* REQUIREMENTS
Without the images, write out all of the following entries exactly.
** START OF GIVEN INFORMATION **
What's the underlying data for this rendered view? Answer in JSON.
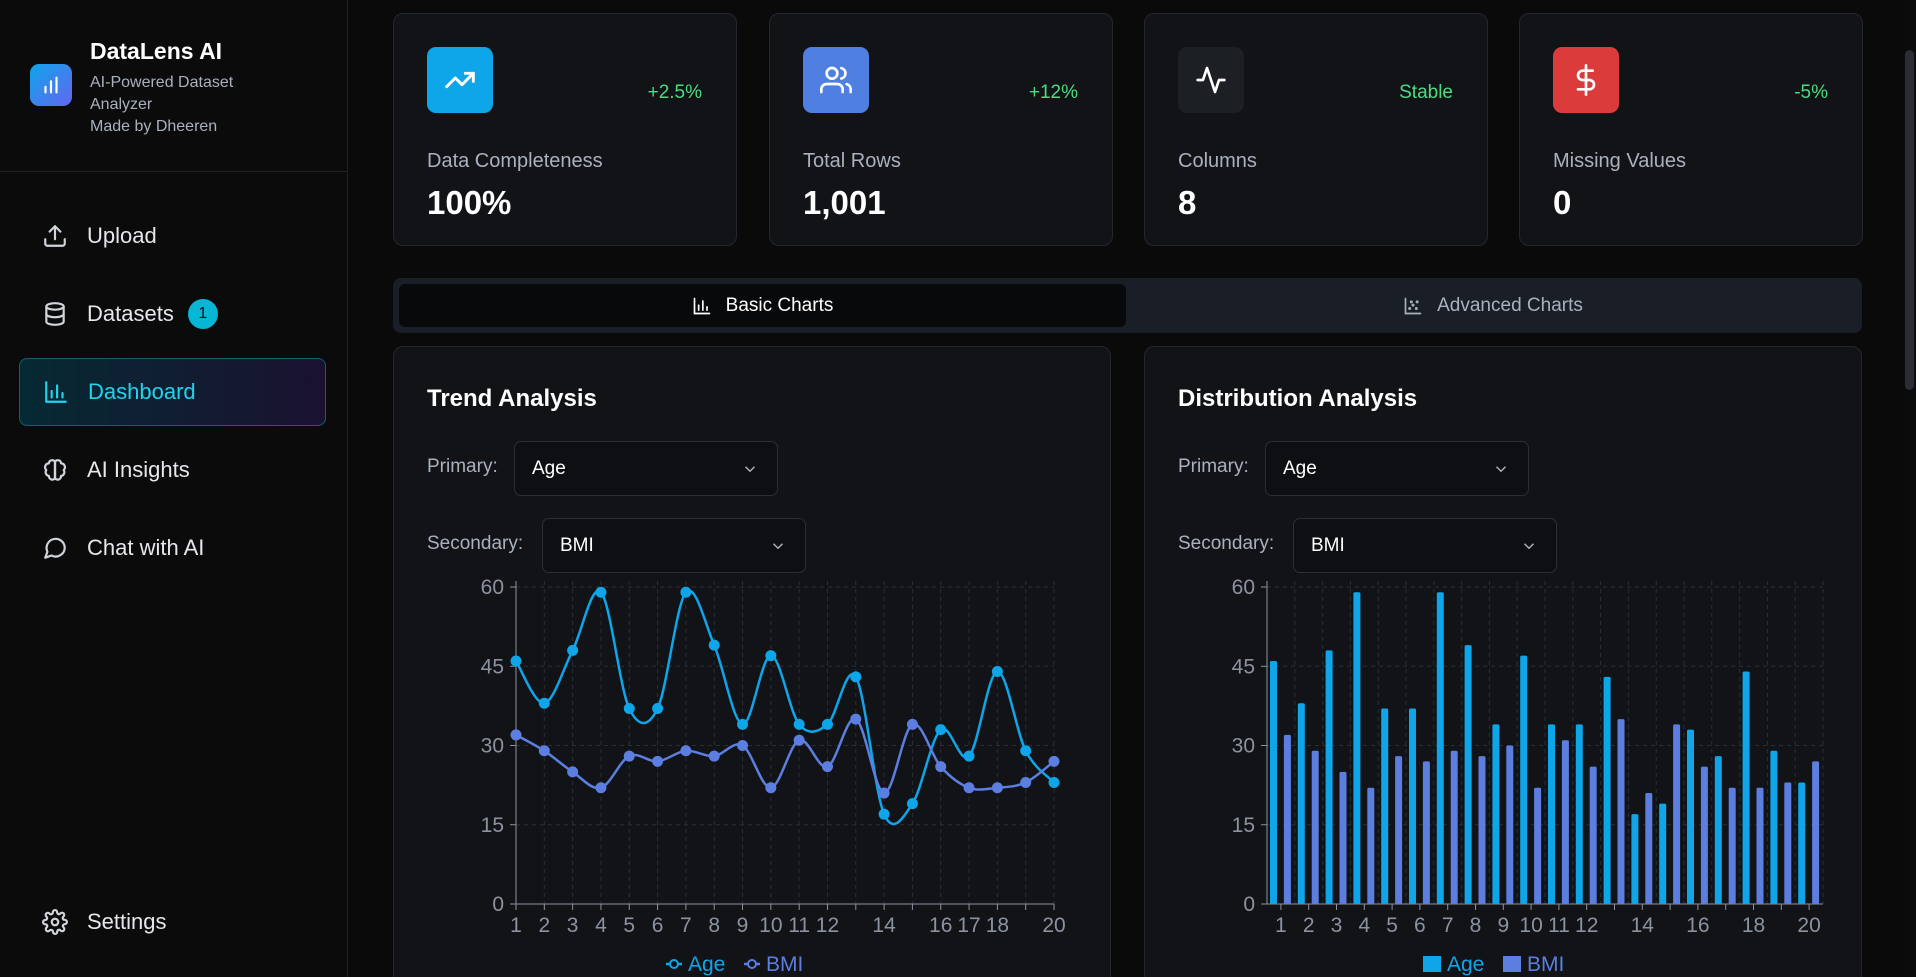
{
  "brand": {
    "title": "DataLens AI",
    "subtitle": "AI-Powered Dataset Analyzer",
    "credit": "Made by Dheeren"
  },
  "nav": {
    "upload": "Upload",
    "datasets": "Datasets",
    "datasets_badge": "1",
    "dashboard": "Dashboard",
    "ai_insights": "AI Insights",
    "chat": "Chat with AI",
    "settings": "Settings"
  },
  "stats": [
    {
      "label": "Data Completeness",
      "value": "100%",
      "change": "+2.5%",
      "icon": "trending-up-icon",
      "color": "#0ea5e9"
    },
    {
      "label": "Total Rows",
      "value": "1,001",
      "change": "+12%",
      "icon": "users-icon",
      "color": "#4f7fe0"
    },
    {
      "label": "Columns",
      "value": "8",
      "change": "Stable",
      "icon": "activity-icon",
      "color": "#1c1f24"
    },
    {
      "label": "Missing Values",
      "value": "0",
      "change": "-5%",
      "icon": "dollar-icon",
      "color": "#dc3b3b"
    }
  ],
  "tabs": {
    "basic": "Basic Charts",
    "advanced": "Advanced Charts"
  },
  "panels": {
    "trend": {
      "title": "Trend Analysis",
      "primary_label": "Primary:",
      "primary_value": "Age",
      "secondary_label": "Secondary:",
      "secondary_value": "BMI"
    },
    "distribution": {
      "title": "Distribution Analysis",
      "primary_label": "Primary:",
      "primary_value": "Age",
      "secondary_label": "Secondary:",
      "secondary_value": "BMI"
    }
  },
  "colors": {
    "age": "#0ea5e9",
    "bmi": "#5b7ee0",
    "positive": "#4ade80",
    "accent": "#22d3ee"
  },
  "chart_data": [
    {
      "type": "line",
      "title": "Trend Analysis",
      "x": [
        1,
        2,
        3,
        4,
        5,
        6,
        7,
        8,
        9,
        10,
        11,
        12,
        13,
        14,
        15,
        16,
        17,
        18,
        19,
        20
      ],
      "x_tick_labels": [
        "1",
        "2",
        "3",
        "4",
        "5",
        "6",
        "7",
        "8",
        "9",
        "10",
        "11",
        "12",
        "",
        "14",
        "",
        "16",
        "17",
        "18",
        "",
        "20"
      ],
      "yticks": [
        0,
        15,
        30,
        45,
        60
      ],
      "ylim": [
        0,
        60
      ],
      "grid": true,
      "legend": "bottom",
      "series": [
        {
          "name": "Age",
          "values": [
            46,
            38,
            48,
            59,
            37,
            37,
            59,
            49,
            34,
            47,
            34,
            34,
            43,
            17,
            19,
            33,
            28,
            44,
            29,
            23
          ]
        },
        {
          "name": "BMI",
          "values": [
            32,
            29,
            25,
            22,
            28,
            27,
            29,
            28,
            30,
            22,
            31,
            26,
            35,
            21,
            34,
            26,
            22,
            22,
            23,
            27
          ]
        }
      ]
    },
    {
      "type": "bar",
      "title": "Distribution Analysis",
      "x": [
        1,
        2,
        3,
        4,
        5,
        6,
        7,
        8,
        9,
        10,
        11,
        12,
        13,
        14,
        15,
        16,
        17,
        18,
        19,
        20
      ],
      "x_tick_labels": [
        "1",
        "2",
        "3",
        "4",
        "5",
        "6",
        "7",
        "8",
        "9",
        "10",
        "11",
        "12",
        "",
        "14",
        "",
        "16",
        "",
        "18",
        "",
        "20"
      ],
      "yticks": [
        0,
        15,
        30,
        45,
        60
      ],
      "ylim": [
        0,
        60
      ],
      "grid": true,
      "legend": "bottom",
      "series": [
        {
          "name": "Age",
          "values": [
            46,
            38,
            48,
            59,
            37,
            37,
            59,
            49,
            34,
            47,
            34,
            34,
            43,
            17,
            19,
            33,
            28,
            44,
            29,
            23
          ]
        },
        {
          "name": "BMI",
          "values": [
            32,
            29,
            25,
            22,
            28,
            27,
            29,
            28,
            30,
            22,
            31,
            26,
            35,
            21,
            34,
            26,
            22,
            22,
            23,
            27
          ]
        }
      ]
    }
  ]
}
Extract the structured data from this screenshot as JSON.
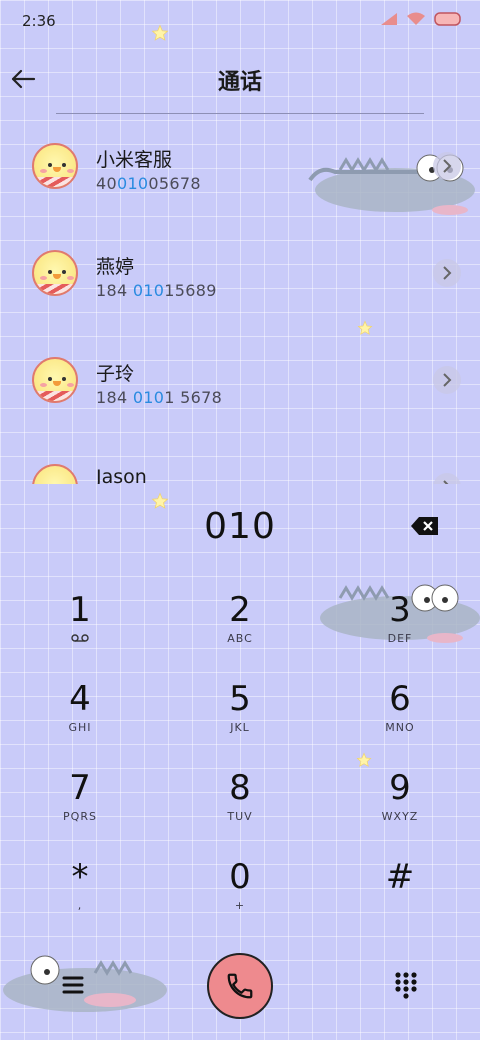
{
  "status_bar": {
    "time": "2:36"
  },
  "header": {
    "title": "通话"
  },
  "contacts": [
    {
      "name": "小米客服",
      "number_parts": [
        "40",
        "010",
        "05678"
      ]
    },
    {
      "name": "燕婷",
      "number_parts": [
        "184 ",
        "010",
        "15689"
      ]
    },
    {
      "name": "子玲",
      "number_parts": [
        "184 ",
        "010",
        "1 5678"
      ]
    },
    {
      "name": "Jason",
      "number_parts": [
        "",
        "",
        ""
      ]
    }
  ],
  "dialer": {
    "entered_number": "010"
  },
  "keypad": [
    {
      "digit": "1",
      "letters": ""
    },
    {
      "digit": "2",
      "letters": "ABC"
    },
    {
      "digit": "3",
      "letters": "DEF"
    },
    {
      "digit": "4",
      "letters": "GHI"
    },
    {
      "digit": "5",
      "letters": "JKL"
    },
    {
      "digit": "6",
      "letters": "MNO"
    },
    {
      "digit": "7",
      "letters": "PQRS"
    },
    {
      "digit": "8",
      "letters": "TUV"
    },
    {
      "digit": "9",
      "letters": "WXYZ"
    },
    {
      "digit": "*",
      "letters": ","
    },
    {
      "digit": "0",
      "letters": "+"
    },
    {
      "digit": "#",
      "letters": ""
    }
  ],
  "icons": {
    "back": "back-arrow-icon",
    "backspace": "backspace-icon",
    "call": "phone-icon",
    "menu": "menu-icon",
    "dialpad": "dialpad-icon",
    "voicemail": "voicemail-icon",
    "chevron": "chevron-right-icon"
  },
  "colors": {
    "background": "#c9cbf9",
    "highlight": "#2a8be0",
    "call_button": "#ee8a8e"
  }
}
** END OF GIVEN INFORMATION **
* RESULT OF THE TASK
What's the underlying data for this rendered view? Answer in JSON.
{
  "brand": {
    "title": "DataLens AI",
    "subtitle": "AI-Powered Dataset Analyzer",
    "credit": "Made by Dheeren"
  },
  "nav": {
    "upload": "Upload",
    "datasets": "Datasets",
    "datasets_badge": "1",
    "dashboard": "Dashboard",
    "ai_insights": "AI Insights",
    "chat": "Chat with AI",
    "settings": "Settings"
  },
  "stats": [
    {
      "label": "Data Completeness",
      "value": "100%",
      "change": "+2.5%",
      "icon": "trending-up-icon",
      "color": "#0ea5e9"
    },
    {
      "label": "Total Rows",
      "value": "1,001",
      "change": "+12%",
      "icon": "users-icon",
      "color": "#4f7fe0"
    },
    {
      "label": "Columns",
      "value": "8",
      "change": "Stable",
      "icon": "activity-icon",
      "color": "#1c1f24"
    },
    {
      "label": "Missing Values",
      "value": "0",
      "change": "-5%",
      "icon": "dollar-icon",
      "color": "#dc3b3b"
    }
  ],
  "tabs": {
    "basic": "Basic Charts",
    "advanced": "Advanced Charts"
  },
  "panels": {
    "trend": {
      "title": "Trend Analysis",
      "primary_label": "Primary:",
      "primary_value": "Age",
      "secondary_label": "Secondary:",
      "secondary_value": "BMI"
    },
    "distribution": {
      "title": "Distribution Analysis",
      "primary_label": "Primary:",
      "primary_value": "Age",
      "secondary_label": "Secondary:",
      "secondary_value": "BMI"
    }
  },
  "colors": {
    "age": "#0ea5e9",
    "bmi": "#5b7ee0",
    "positive": "#4ade80",
    "accent": "#22d3ee"
  },
  "chart_data": [
    {
      "type": "line",
      "title": "Trend Analysis",
      "x": [
        1,
        2,
        3,
        4,
        5,
        6,
        7,
        8,
        9,
        10,
        11,
        12,
        13,
        14,
        15,
        16,
        17,
        18,
        19,
        20
      ],
      "x_tick_labels": [
        "1",
        "2",
        "3",
        "4",
        "5",
        "6",
        "7",
        "8",
        "9",
        "10",
        "11",
        "12",
        "",
        "14",
        "",
        "16",
        "17",
        "18",
        "",
        "20"
      ],
      "yticks": [
        0,
        15,
        30,
        45,
        60
      ],
      "ylim": [
        0,
        60
      ],
      "grid": true,
      "legend": "bottom",
      "series": [
        {
          "name": "Age",
          "values": [
            46,
            38,
            48,
            59,
            37,
            37,
            59,
            49,
            34,
            47,
            34,
            34,
            43,
            17,
            19,
            33,
            28,
            44,
            29,
            23
          ]
        },
        {
          "name": "BMI",
          "values": [
            32,
            29,
            25,
            22,
            28,
            27,
            29,
            28,
            30,
            22,
            31,
            26,
            35,
            21,
            34,
            26,
            22,
            22,
            23,
            27
          ]
        }
      ]
    },
    {
      "type": "bar",
      "title": "Distribution Analysis",
      "x": [
        1,
        2,
        3,
        4,
        5,
        6,
        7,
        8,
        9,
        10,
        11,
        12,
        13,
        14,
        15,
        16,
        17,
        18,
        19,
        20
      ],
      "x_tick_labels": [
        "1",
        "2",
        "3",
        "4",
        "5",
        "6",
        "7",
        "8",
        "9",
        "10",
        "11",
        "12",
        "",
        "14",
        "",
        "16",
        "",
        "18",
        "",
        "20"
      ],
      "yticks": [
        0,
        15,
        30,
        45,
        60
      ],
      "ylim": [
        0,
        60
      ],
      "grid": true,
      "legend": "bottom",
      "series": [
        {
          "name": "Age",
          "values": [
            46,
            38,
            48,
            59,
            37,
            37,
            59,
            49,
            34,
            47,
            34,
            34,
            43,
            17,
            19,
            33,
            28,
            44,
            29,
            23
          ]
        },
        {
          "name": "BMI",
          "values": [
            32,
            29,
            25,
            22,
            28,
            27,
            29,
            28,
            30,
            22,
            31,
            26,
            35,
            21,
            34,
            26,
            22,
            22,
            23,
            27
          ]
        }
      ]
    }
  ]
}
Extract the structured data from this screenshot as JSON.
{
  "status_bar": {
    "time": "2:36"
  },
  "header": {
    "title": "通话"
  },
  "contacts": [
    {
      "name": "小米客服",
      "number_parts": [
        "40",
        "010",
        "05678"
      ]
    },
    {
      "name": "燕婷",
      "number_parts": [
        "184 ",
        "010",
        "15689"
      ]
    },
    {
      "name": "子玲",
      "number_parts": [
        "184 ",
        "010",
        "1 5678"
      ]
    },
    {
      "name": "Jason",
      "number_parts": [
        "",
        "",
        ""
      ]
    }
  ],
  "dialer": {
    "entered_number": "010"
  },
  "keypad": [
    {
      "digit": "1",
      "letters": ""
    },
    {
      "digit": "2",
      "letters": "ABC"
    },
    {
      "digit": "3",
      "letters": "DEF"
    },
    {
      "digit": "4",
      "letters": "GHI"
    },
    {
      "digit": "5",
      "letters": "JKL"
    },
    {
      "digit": "6",
      "letters": "MNO"
    },
    {
      "digit": "7",
      "letters": "PQRS"
    },
    {
      "digit": "8",
      "letters": "TUV"
    },
    {
      "digit": "9",
      "letters": "WXYZ"
    },
    {
      "digit": "*",
      "letters": ","
    },
    {
      "digit": "0",
      "letters": "+"
    },
    {
      "digit": "#",
      "letters": ""
    }
  ],
  "icons": {
    "back": "back-arrow-icon",
    "backspace": "backspace-icon",
    "call": "phone-icon",
    "menu": "menu-icon",
    "dialpad": "dialpad-icon",
    "voicemail": "voicemail-icon",
    "chevron": "chevron-right-icon"
  },
  "colors": {
    "background": "#c9cbf9",
    "highlight": "#2a8be0",
    "call_button": "#ee8a8e"
  }
}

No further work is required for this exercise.